■ What is expected: Copy the data from its first line through the line containing "nav-item-home[interactable]: Home [758, 122, 826, 142]", inclusive, exactly as it appears.

■ Provided information:
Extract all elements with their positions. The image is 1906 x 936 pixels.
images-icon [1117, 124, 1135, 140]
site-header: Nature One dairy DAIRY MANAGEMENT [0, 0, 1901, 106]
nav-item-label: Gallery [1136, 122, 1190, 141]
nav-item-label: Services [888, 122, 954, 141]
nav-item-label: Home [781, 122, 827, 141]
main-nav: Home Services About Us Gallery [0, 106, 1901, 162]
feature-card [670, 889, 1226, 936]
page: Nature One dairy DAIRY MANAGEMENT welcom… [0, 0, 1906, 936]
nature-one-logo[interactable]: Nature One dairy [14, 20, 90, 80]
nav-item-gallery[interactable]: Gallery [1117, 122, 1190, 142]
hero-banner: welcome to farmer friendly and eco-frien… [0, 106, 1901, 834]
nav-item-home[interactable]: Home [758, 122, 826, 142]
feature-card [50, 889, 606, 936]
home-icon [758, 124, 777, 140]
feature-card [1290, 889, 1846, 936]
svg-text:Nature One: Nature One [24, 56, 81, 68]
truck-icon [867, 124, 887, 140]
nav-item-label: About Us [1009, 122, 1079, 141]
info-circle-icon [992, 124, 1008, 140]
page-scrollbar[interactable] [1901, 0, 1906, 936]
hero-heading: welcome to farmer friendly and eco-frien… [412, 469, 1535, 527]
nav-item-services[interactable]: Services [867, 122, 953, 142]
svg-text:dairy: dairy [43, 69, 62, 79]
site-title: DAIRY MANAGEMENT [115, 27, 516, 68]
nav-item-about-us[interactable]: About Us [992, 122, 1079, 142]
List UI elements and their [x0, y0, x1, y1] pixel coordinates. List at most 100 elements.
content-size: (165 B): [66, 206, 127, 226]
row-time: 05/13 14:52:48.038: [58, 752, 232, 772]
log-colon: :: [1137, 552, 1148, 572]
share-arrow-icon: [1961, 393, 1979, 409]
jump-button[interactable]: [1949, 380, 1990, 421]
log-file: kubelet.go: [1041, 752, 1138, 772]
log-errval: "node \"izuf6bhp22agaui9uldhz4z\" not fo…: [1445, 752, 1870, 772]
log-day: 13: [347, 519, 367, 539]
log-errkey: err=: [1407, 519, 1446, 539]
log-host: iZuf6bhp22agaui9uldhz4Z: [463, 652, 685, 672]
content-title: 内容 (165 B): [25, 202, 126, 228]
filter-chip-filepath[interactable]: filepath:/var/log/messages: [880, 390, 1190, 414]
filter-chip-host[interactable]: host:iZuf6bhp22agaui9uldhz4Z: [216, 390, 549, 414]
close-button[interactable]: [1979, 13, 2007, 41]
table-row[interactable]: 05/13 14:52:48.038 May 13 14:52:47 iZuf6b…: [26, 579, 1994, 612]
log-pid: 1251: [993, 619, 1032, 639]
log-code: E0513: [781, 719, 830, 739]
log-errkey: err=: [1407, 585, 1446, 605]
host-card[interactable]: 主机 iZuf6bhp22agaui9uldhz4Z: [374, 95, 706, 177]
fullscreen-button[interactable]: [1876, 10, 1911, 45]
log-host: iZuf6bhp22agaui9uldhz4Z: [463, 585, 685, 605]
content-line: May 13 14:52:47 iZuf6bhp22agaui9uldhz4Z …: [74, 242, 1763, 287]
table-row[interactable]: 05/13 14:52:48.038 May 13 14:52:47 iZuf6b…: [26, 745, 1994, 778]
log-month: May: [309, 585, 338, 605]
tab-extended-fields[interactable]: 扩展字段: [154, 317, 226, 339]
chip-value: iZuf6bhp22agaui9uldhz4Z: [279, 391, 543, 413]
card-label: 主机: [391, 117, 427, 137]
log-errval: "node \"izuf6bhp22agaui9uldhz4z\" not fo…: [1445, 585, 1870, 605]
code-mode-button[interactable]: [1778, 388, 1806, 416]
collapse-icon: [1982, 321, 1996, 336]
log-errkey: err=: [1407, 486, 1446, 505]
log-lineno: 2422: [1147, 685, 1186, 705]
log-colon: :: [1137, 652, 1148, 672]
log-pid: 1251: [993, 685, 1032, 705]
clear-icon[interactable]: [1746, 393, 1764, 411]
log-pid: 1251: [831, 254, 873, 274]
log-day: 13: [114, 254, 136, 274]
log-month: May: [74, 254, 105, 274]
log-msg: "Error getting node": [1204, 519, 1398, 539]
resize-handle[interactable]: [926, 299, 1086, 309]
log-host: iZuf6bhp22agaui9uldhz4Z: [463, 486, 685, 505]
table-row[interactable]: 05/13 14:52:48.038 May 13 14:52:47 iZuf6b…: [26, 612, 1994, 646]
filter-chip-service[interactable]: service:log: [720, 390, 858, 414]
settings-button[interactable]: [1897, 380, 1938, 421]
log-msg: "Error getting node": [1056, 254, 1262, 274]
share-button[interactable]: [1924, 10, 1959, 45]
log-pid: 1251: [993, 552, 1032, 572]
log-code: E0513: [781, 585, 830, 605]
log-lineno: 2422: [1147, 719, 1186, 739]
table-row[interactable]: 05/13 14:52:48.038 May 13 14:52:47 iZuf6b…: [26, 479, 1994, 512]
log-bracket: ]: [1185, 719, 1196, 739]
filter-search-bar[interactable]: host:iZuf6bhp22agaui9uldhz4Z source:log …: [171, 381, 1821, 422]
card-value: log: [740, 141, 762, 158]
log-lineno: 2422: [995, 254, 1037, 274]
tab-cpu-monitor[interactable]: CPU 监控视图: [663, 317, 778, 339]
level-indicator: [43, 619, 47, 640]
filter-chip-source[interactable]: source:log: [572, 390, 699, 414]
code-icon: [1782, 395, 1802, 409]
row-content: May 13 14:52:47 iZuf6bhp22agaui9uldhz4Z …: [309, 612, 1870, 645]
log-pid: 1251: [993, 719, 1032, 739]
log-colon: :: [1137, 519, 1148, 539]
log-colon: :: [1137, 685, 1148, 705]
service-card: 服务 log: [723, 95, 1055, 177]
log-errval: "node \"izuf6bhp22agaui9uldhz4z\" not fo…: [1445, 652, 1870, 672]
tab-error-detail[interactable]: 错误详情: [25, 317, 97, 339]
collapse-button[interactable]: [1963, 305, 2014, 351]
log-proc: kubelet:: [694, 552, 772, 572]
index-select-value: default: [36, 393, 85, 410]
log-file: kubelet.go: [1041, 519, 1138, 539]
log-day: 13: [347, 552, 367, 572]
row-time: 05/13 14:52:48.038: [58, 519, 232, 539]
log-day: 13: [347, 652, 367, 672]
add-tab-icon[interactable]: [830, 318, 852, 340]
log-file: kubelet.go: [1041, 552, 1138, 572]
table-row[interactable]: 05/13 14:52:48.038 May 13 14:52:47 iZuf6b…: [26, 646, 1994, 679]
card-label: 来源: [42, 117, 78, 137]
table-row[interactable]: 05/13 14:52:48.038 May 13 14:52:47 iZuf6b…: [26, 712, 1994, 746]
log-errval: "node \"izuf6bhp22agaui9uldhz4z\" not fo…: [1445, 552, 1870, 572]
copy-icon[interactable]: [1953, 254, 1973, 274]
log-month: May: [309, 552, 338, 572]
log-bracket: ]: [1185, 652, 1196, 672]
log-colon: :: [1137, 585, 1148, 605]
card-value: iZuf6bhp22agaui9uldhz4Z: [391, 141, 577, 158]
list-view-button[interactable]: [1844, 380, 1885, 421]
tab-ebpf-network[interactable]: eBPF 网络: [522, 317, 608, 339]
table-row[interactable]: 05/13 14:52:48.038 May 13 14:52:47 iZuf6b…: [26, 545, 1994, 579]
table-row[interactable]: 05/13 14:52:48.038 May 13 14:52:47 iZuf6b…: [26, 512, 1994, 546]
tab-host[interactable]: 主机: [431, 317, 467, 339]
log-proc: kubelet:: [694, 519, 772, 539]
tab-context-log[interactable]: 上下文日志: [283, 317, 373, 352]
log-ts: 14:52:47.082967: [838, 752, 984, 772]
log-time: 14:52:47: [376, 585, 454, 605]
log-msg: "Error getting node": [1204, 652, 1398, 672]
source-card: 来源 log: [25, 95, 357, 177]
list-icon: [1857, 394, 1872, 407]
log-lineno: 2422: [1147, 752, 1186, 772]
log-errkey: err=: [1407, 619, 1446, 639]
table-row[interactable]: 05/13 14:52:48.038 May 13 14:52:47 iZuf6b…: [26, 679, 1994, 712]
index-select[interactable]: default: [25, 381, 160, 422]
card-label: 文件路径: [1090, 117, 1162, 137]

■ Result:
Extract all elements with their positions. The image is 1906 x 936 pixels.
images-icon [1117, 124, 1135, 140]
site-header: Nature One dairy DAIRY MANAGEMENT [0, 0, 1901, 106]
nav-item-label: Gallery [1136, 122, 1190, 141]
nav-item-label: Services [888, 122, 954, 141]
nav-item-label: Home [781, 122, 827, 141]
main-nav: Home Services About Us Gallery [0, 106, 1901, 162]
feature-card [670, 889, 1226, 936]
page: Nature One dairy DAIRY MANAGEMENT welcom… [0, 0, 1906, 936]
nature-one-logo[interactable]: Nature One dairy [14, 20, 90, 80]
nav-item-gallery[interactable]: Gallery [1117, 122, 1190, 142]
hero-banner: welcome to farmer friendly and eco-frien… [0, 106, 1901, 834]
nav-item-home[interactable]: Home [758, 122, 826, 142]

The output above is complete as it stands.